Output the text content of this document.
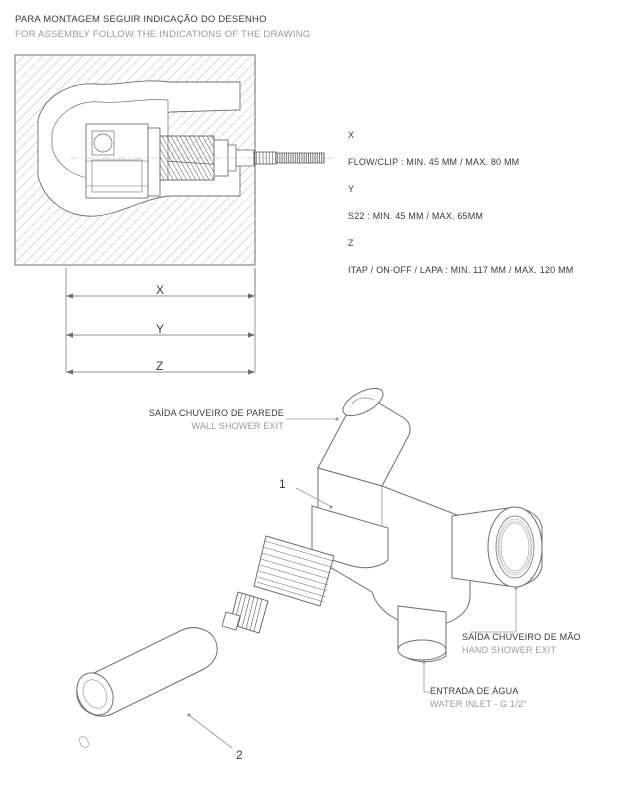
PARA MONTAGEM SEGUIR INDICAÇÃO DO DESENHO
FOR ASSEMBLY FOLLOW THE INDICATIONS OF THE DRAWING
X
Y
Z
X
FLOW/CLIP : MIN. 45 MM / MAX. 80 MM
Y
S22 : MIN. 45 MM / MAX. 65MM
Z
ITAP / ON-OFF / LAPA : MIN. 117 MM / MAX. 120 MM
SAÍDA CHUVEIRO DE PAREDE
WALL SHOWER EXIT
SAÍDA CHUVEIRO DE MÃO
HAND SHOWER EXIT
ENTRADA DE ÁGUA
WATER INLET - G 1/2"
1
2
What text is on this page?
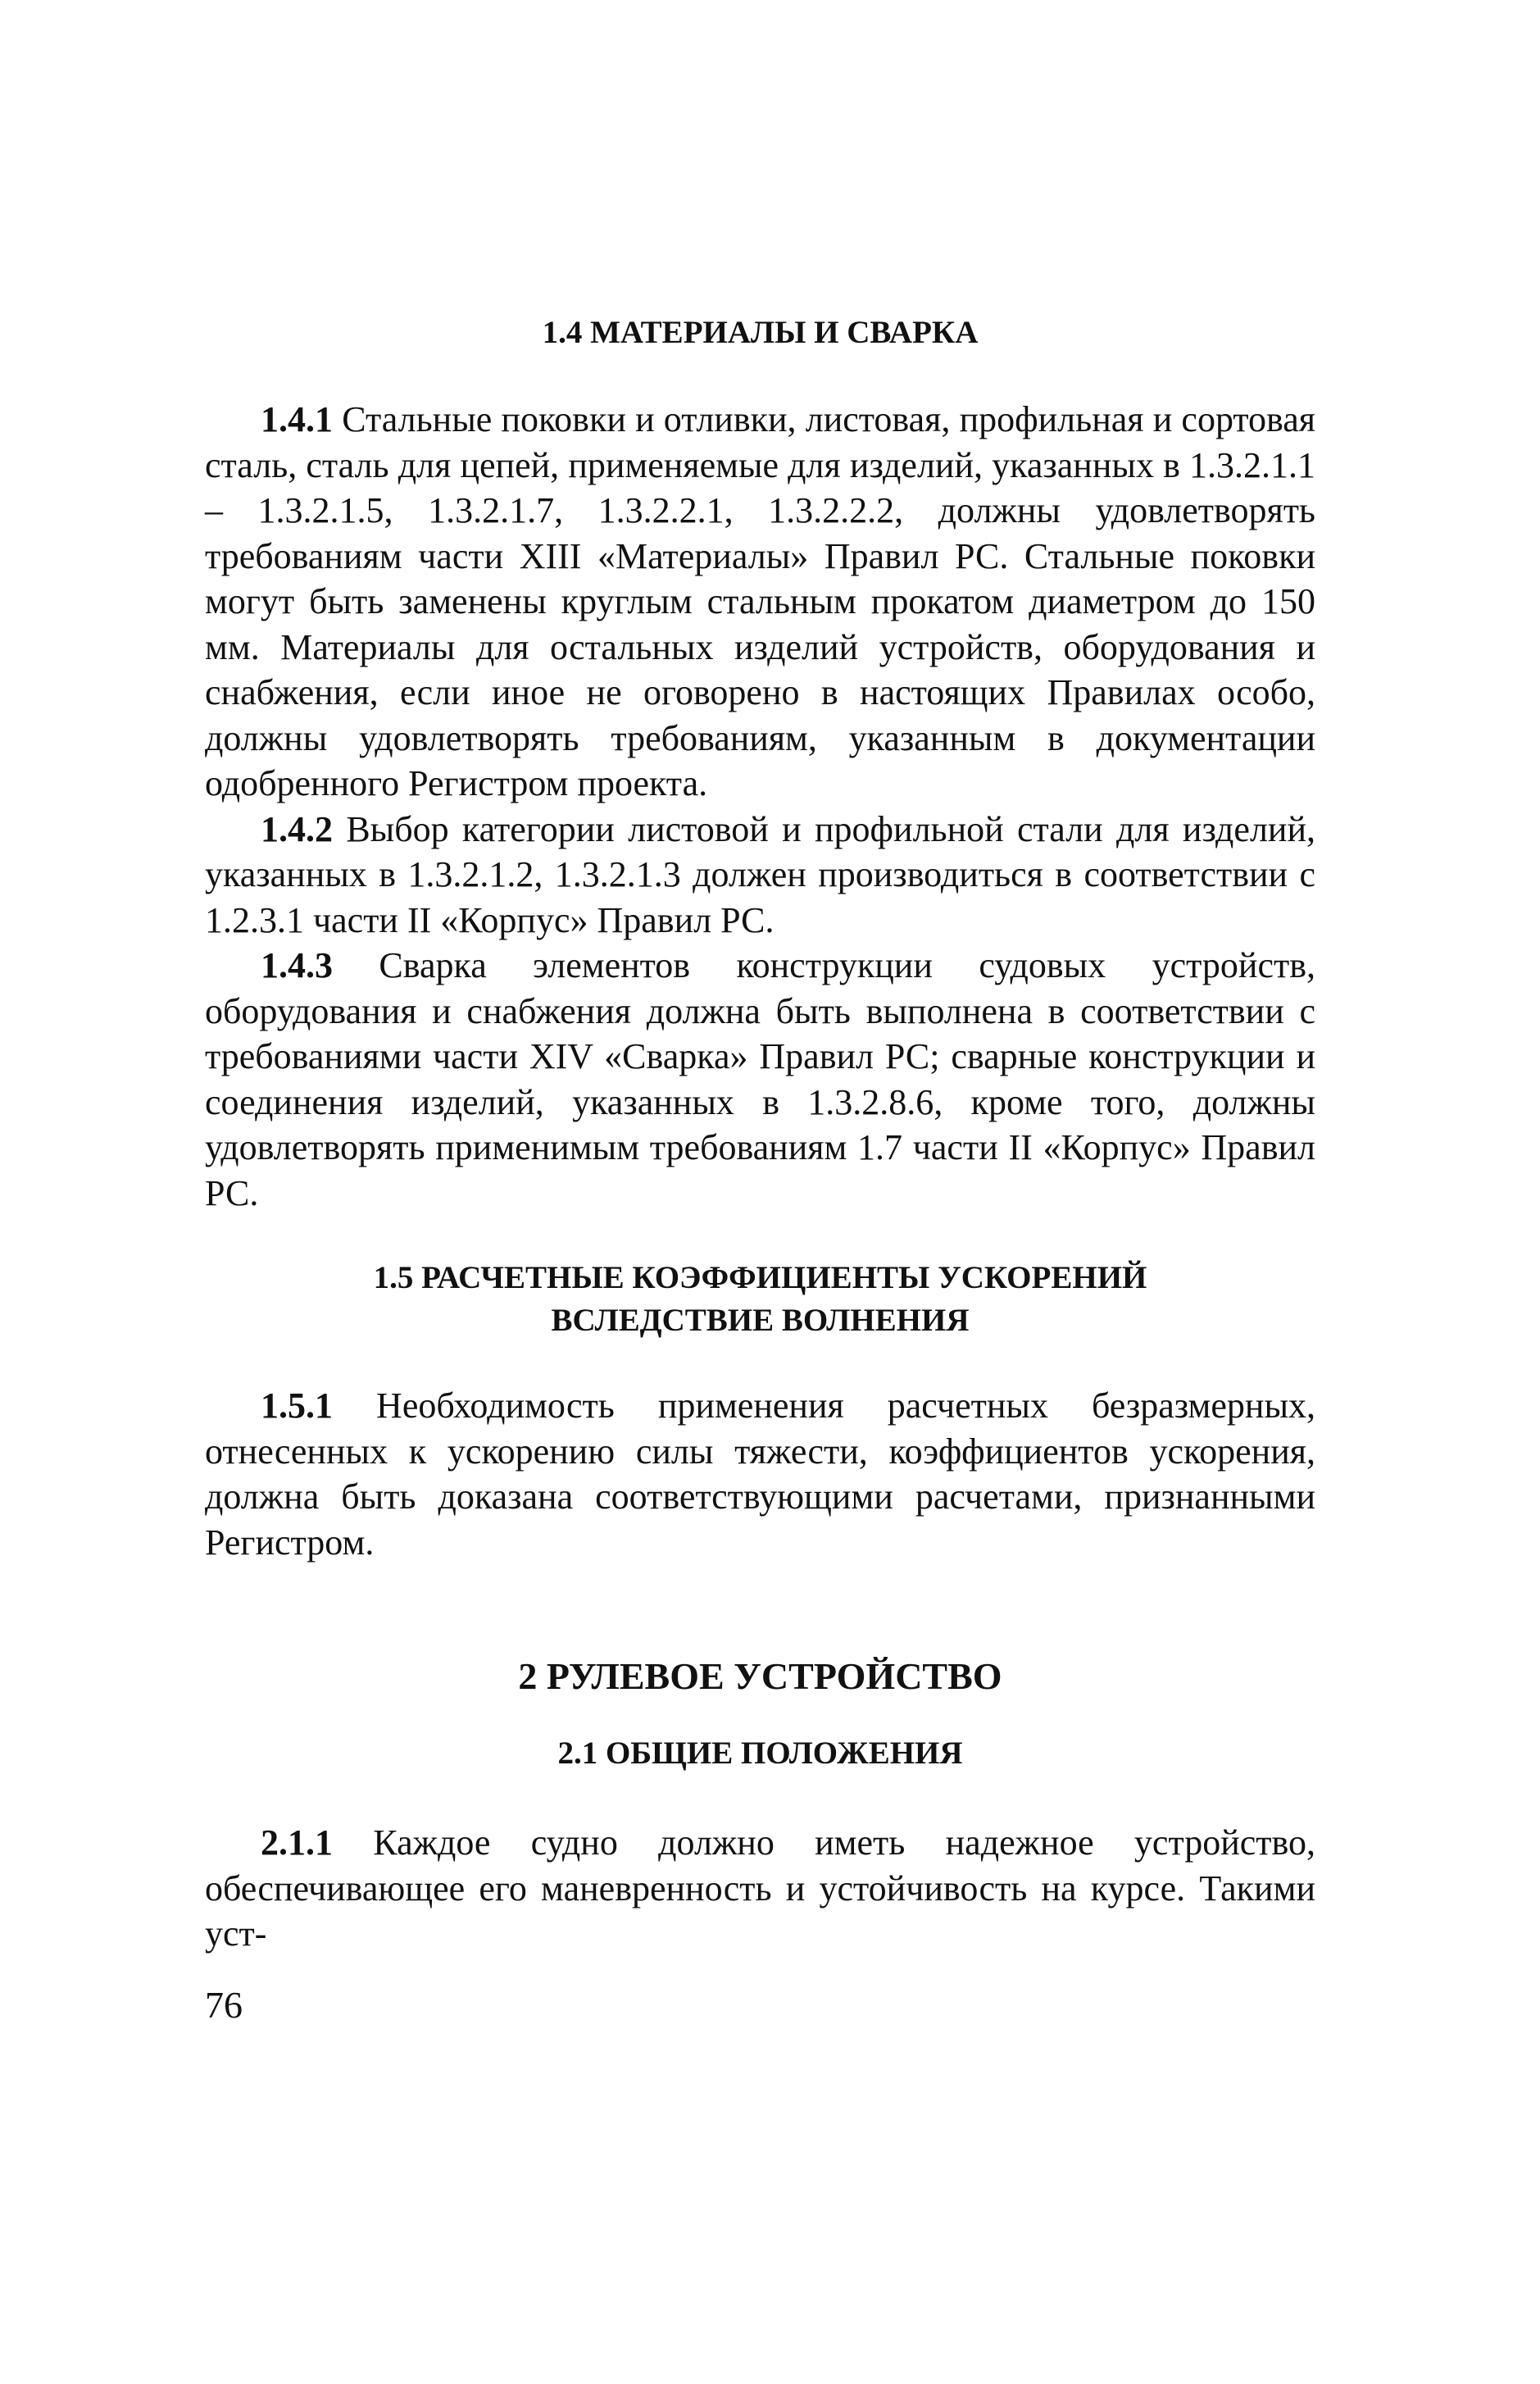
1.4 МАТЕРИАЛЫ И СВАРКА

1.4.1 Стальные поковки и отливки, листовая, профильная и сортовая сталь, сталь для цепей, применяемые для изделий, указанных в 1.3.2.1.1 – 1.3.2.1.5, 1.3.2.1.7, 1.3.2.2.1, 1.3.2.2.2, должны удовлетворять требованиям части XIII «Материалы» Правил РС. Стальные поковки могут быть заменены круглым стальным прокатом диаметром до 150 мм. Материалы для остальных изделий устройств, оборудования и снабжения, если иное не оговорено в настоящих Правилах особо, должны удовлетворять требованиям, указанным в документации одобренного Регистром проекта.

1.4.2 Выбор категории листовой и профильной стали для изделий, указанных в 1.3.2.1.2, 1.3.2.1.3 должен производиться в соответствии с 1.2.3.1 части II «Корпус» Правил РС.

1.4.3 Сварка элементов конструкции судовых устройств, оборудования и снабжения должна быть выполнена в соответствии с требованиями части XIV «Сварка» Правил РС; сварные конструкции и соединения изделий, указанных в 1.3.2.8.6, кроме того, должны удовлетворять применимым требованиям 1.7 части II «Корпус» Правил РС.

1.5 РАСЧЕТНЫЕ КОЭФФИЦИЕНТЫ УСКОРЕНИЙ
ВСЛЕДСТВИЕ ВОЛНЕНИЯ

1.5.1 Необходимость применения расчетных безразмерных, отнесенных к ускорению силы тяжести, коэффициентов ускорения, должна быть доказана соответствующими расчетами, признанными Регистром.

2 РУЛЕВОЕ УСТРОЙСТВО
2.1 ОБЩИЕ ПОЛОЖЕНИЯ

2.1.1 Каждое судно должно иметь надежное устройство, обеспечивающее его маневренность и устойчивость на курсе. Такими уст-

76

• _What is expected_: Set down the records in full and exactly. Do not carry over any image.

• _Reply_:
Output the text content of this document.
PARA MONTAGEM SEGUIR INDICAÇÃO DO DESENHO
FOR ASSEMBLY FOLLOW THE INDICATIONS OF THE DRAWING
X
Y
Z
X
FLOW/CLIP : MIN. 45 MM / MAX. 80 MM
Y
S22 : MIN. 45 MM / MAX. 65MM
Z
ITAP / ON-OFF / LAPA : MIN. 117 MM / MAX. 120 MM
SAÍDA CHUVEIRO DE PAREDE
WALL SHOWER EXIT
SAÍDA CHUVEIRO DE MÃO
HAND SHOWER EXIT
ENTRADA DE ÁGUA
WATER INLET - G 1/2"
1
2
What text is on this page?
1.4 МАТЕРИАЛЫ И СВАРКА

1.4.1 Стальные поковки и отливки, листовая, профильная и сортовая сталь, сталь для цепей, применяемые для изделий, указанных в 1.3.2.1.1 – 1.3.2.1.5, 1.3.2.1.7, 1.3.2.2.1, 1.3.2.2.2, должны удовлетворять требованиям части XIII «Материалы» Правил РС. Стальные поковки могут быть заменены круглым стальным прокатом диаметром до 150 мм. Материалы для остальных изделий устройств, оборудования и снабжения, если иное не оговорено в настоящих Правилах особо, должны удовлетворять требованиям, указанным в документации одобренного Регистром проекта.

1.4.2 Выбор категории листовой и профильной стали для изделий, указанных в 1.3.2.1.2, 1.3.2.1.3 должен производиться в соответствии с 1.2.3.1 части II «Корпус» Правил РС.

1.4.3 Сварка элементов конструкции судовых устройств, оборудования и снабжения должна быть выполнена в соответствии с требованиями части XIV «Сварка» Правил РС; сварные конструкции и соединения изделий, указанных в 1.3.2.8.6, кроме того, должны удовлетворять применимым требованиям 1.7 части II «Корпус» Правил РС.

1.5 РАСЧЕТНЫЕ КОЭФФИЦИЕНТЫ УСКОРЕНИЙ
ВСЛЕДСТВИЕ ВОЛНЕНИЯ

1.5.1 Необходимость применения расчетных безразмерных, отнесенных к ускорению силы тяжести, коэффициентов ускорения, должна быть доказана соответствующими расчетами, признанными Регистром.

2 РУЛЕВОЕ УСТРОЙСТВО
2.1 ОБЩИЕ ПОЛОЖЕНИЯ

2.1.1 Каждое судно должно иметь надежное устройство, обеспечивающее его маневренность и устойчивость на курсе. Такими уст-

76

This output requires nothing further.